=== WHAT YOU HAVE TO DO ===
Extract every line below that contains the word "kernels".

=== THE RECORDS ===
□ □ □

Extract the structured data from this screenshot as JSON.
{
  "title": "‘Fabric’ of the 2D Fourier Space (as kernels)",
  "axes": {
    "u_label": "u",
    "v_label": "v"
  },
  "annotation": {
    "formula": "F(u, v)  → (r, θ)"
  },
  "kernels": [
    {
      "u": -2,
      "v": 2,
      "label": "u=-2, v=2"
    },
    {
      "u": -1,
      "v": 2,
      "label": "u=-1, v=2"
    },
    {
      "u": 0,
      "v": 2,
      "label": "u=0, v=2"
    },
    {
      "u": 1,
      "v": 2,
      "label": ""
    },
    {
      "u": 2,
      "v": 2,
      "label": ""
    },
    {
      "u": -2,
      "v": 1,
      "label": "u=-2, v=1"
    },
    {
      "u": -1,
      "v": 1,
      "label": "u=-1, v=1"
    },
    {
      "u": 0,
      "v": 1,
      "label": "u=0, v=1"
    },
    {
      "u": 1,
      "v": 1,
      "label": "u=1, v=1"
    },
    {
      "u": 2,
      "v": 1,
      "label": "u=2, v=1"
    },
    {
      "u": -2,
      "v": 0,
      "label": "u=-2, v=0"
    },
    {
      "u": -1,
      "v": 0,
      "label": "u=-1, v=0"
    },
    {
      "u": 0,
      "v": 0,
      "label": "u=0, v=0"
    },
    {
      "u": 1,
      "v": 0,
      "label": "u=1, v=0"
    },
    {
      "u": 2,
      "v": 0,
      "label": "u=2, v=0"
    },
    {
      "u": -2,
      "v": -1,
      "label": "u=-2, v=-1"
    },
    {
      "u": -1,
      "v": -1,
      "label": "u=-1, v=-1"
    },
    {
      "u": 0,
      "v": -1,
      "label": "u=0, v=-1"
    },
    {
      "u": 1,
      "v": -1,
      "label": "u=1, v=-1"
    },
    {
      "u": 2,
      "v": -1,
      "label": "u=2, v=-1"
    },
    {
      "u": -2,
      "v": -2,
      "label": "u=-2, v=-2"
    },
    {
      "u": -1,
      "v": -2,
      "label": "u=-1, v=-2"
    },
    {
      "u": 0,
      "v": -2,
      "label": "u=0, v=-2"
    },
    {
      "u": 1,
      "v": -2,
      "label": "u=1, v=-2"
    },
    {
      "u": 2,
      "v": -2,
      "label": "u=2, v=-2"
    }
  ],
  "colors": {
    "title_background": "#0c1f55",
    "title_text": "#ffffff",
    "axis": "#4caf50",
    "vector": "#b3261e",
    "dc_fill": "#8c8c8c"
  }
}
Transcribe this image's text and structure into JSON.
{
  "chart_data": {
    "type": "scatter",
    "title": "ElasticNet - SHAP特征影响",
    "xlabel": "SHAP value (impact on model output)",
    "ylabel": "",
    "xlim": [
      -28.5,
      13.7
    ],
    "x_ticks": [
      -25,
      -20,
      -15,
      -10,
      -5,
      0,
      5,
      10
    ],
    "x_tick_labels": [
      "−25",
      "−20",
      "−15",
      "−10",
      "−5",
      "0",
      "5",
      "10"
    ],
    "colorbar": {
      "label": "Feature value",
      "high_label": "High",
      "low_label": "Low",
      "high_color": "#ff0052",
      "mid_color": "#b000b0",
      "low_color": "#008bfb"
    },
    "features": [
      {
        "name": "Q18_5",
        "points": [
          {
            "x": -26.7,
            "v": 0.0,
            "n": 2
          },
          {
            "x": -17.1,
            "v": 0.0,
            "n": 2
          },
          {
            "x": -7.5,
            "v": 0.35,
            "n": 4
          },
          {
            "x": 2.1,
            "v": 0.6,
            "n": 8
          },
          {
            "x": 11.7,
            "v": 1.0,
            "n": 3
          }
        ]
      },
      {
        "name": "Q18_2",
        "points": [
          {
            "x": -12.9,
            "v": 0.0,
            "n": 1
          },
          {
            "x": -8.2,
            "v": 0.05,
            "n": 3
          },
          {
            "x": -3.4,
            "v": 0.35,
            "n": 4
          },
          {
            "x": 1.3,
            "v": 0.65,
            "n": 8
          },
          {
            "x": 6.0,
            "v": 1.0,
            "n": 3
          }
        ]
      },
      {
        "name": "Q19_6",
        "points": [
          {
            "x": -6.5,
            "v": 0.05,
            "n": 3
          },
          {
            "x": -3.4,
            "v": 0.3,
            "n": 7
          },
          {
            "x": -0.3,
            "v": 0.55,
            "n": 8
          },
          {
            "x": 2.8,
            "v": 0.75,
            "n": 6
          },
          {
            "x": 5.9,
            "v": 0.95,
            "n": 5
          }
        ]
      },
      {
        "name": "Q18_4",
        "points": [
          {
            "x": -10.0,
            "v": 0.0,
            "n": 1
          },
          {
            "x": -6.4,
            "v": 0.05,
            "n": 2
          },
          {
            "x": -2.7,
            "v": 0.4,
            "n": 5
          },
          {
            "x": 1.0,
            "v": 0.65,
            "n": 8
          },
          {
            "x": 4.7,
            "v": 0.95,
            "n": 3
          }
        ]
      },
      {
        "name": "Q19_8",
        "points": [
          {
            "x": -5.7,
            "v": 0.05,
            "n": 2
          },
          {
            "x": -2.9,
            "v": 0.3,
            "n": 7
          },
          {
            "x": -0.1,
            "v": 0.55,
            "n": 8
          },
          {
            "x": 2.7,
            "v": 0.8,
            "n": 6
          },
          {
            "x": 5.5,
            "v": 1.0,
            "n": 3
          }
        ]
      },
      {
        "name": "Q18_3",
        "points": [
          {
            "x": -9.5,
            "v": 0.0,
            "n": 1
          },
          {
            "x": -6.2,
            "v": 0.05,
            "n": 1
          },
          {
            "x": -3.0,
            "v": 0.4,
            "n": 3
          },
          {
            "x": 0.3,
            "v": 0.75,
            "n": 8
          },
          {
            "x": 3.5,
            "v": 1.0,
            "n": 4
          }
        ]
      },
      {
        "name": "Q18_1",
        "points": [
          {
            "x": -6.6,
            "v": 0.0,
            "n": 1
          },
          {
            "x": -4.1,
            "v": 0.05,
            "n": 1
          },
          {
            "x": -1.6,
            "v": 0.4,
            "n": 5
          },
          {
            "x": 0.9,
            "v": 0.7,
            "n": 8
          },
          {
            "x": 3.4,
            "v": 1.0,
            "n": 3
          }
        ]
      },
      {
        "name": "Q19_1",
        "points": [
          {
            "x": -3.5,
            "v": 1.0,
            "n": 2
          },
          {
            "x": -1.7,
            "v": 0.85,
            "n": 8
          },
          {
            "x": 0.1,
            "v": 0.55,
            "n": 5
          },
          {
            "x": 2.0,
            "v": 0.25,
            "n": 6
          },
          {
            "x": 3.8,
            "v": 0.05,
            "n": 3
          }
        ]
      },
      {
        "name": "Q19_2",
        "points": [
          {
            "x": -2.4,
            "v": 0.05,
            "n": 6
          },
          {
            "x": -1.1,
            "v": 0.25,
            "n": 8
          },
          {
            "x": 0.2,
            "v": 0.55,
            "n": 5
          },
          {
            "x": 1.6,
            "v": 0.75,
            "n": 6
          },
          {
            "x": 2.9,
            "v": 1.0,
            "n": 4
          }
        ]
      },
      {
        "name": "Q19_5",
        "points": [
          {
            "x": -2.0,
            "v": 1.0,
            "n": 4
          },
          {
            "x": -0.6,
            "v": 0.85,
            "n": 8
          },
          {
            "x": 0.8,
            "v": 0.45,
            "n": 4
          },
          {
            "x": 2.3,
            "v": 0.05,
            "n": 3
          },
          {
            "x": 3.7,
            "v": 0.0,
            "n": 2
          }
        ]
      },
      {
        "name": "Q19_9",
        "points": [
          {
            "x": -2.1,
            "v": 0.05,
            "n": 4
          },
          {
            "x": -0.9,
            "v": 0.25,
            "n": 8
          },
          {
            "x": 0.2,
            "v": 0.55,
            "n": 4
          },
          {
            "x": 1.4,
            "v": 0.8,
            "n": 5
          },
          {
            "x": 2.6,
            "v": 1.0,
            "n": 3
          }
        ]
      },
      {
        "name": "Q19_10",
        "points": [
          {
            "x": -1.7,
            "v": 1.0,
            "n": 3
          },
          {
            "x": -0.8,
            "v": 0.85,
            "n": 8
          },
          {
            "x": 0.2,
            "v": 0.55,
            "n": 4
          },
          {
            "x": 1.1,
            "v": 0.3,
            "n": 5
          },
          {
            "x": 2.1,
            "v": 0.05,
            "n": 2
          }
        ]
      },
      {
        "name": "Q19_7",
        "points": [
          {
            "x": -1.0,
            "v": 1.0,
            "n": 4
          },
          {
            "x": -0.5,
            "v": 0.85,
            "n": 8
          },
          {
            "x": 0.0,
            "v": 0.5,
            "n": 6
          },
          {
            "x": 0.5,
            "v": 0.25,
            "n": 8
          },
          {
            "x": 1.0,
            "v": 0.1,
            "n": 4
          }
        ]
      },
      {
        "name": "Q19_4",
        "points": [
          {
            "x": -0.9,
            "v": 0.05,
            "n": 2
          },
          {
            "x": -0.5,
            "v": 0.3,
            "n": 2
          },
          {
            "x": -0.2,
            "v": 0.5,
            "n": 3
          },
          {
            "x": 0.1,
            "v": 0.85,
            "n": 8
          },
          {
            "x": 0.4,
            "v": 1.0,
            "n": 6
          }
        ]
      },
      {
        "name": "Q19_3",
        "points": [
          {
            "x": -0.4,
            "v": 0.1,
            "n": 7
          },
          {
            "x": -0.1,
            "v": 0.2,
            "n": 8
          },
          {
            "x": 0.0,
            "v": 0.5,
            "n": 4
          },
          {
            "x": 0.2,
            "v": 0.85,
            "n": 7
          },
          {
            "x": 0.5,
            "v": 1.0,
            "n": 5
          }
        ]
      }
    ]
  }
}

□ □ □

=== TASK RESPONSE ===
  "title": "‘Fabric’ of the 2D Fourier Space (as kernels)",
  "kernels": [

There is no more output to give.